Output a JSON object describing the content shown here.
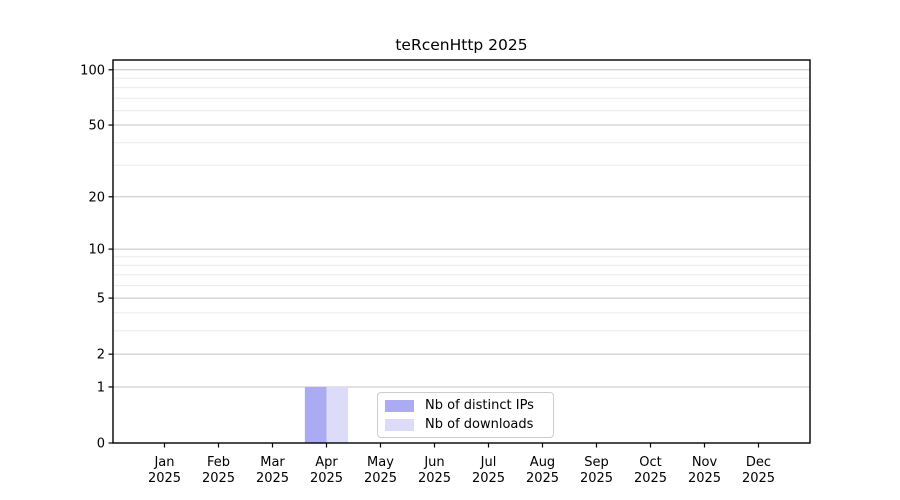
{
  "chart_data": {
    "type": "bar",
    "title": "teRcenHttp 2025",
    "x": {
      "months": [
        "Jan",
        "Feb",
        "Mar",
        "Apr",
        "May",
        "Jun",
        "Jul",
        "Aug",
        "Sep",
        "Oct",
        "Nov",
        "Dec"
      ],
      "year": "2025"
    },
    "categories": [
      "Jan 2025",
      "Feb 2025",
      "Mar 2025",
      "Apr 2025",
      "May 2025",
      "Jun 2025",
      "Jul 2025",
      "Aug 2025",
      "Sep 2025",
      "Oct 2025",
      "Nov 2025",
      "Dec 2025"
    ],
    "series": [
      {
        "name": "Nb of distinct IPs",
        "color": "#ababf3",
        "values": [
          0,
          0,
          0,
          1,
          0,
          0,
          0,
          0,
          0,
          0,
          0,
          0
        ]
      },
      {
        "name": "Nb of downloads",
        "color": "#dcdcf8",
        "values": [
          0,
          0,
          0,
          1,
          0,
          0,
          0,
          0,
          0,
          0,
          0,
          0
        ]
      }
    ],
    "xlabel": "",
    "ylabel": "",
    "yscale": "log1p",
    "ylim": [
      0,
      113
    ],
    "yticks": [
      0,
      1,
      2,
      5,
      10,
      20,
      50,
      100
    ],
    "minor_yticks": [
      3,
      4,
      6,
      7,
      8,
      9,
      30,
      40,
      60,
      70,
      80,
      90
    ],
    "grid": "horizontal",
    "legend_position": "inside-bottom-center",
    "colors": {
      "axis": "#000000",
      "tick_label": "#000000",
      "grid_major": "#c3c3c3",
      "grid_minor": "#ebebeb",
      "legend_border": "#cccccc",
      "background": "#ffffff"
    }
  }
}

==

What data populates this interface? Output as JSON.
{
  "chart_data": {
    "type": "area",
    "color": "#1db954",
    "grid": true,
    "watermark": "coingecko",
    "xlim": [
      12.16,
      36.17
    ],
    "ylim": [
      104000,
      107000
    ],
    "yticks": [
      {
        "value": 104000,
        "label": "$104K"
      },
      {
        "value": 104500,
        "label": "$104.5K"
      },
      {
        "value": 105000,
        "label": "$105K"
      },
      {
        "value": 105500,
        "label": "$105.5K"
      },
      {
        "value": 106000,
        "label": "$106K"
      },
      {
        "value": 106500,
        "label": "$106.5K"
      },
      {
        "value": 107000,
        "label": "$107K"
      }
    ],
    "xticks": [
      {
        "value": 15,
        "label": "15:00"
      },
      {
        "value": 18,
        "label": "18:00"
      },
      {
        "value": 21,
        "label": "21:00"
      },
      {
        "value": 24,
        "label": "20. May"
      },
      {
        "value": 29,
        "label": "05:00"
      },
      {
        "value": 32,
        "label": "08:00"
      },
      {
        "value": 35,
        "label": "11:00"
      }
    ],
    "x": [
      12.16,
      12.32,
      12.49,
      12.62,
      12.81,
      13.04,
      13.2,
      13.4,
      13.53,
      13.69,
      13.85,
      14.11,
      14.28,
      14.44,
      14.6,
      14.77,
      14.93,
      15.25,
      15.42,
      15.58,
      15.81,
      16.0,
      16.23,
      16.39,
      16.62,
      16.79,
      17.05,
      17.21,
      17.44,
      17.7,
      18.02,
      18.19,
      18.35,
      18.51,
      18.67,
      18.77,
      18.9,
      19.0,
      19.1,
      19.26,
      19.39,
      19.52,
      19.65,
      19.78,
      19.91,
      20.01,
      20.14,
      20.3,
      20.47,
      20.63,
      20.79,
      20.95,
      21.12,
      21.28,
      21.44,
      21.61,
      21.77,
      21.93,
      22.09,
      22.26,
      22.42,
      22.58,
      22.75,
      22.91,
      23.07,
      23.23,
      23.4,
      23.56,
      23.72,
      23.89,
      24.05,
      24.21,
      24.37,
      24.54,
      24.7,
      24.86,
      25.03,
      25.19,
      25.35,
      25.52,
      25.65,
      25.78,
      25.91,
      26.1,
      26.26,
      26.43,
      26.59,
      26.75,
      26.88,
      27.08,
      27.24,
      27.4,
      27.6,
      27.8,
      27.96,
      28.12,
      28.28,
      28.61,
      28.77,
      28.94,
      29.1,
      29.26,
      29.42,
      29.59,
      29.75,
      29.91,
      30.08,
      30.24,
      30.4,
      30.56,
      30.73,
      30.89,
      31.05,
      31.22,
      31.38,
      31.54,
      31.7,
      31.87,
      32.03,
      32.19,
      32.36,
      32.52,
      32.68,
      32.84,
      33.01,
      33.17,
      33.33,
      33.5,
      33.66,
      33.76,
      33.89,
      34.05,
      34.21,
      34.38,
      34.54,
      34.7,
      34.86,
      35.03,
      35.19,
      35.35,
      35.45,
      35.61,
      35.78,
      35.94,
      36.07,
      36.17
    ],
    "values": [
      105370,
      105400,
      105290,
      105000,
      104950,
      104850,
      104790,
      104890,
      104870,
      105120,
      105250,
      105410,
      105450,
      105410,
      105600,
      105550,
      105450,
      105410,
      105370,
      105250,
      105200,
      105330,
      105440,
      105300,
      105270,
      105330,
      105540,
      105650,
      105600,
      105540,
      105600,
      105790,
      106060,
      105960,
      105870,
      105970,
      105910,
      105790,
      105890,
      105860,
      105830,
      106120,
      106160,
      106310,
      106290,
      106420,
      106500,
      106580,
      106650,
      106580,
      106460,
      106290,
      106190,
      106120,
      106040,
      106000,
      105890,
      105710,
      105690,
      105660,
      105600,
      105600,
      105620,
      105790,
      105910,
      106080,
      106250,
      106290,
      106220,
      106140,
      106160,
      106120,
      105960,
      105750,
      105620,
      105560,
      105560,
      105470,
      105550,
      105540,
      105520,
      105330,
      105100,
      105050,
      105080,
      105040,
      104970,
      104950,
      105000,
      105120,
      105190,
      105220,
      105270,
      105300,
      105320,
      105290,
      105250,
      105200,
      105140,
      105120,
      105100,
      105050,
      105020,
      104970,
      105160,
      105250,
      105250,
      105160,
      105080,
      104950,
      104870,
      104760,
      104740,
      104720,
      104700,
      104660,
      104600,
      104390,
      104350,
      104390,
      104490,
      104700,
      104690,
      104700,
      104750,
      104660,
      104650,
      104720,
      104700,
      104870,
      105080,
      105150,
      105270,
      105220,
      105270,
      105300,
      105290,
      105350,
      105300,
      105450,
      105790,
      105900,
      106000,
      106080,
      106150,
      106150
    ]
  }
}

**DO THIS:** Look through the listing and extract every line with "name" in it.

**RESULT:**
        "name": "Nb of distinct IPs",
        "name": "Nb of downloads",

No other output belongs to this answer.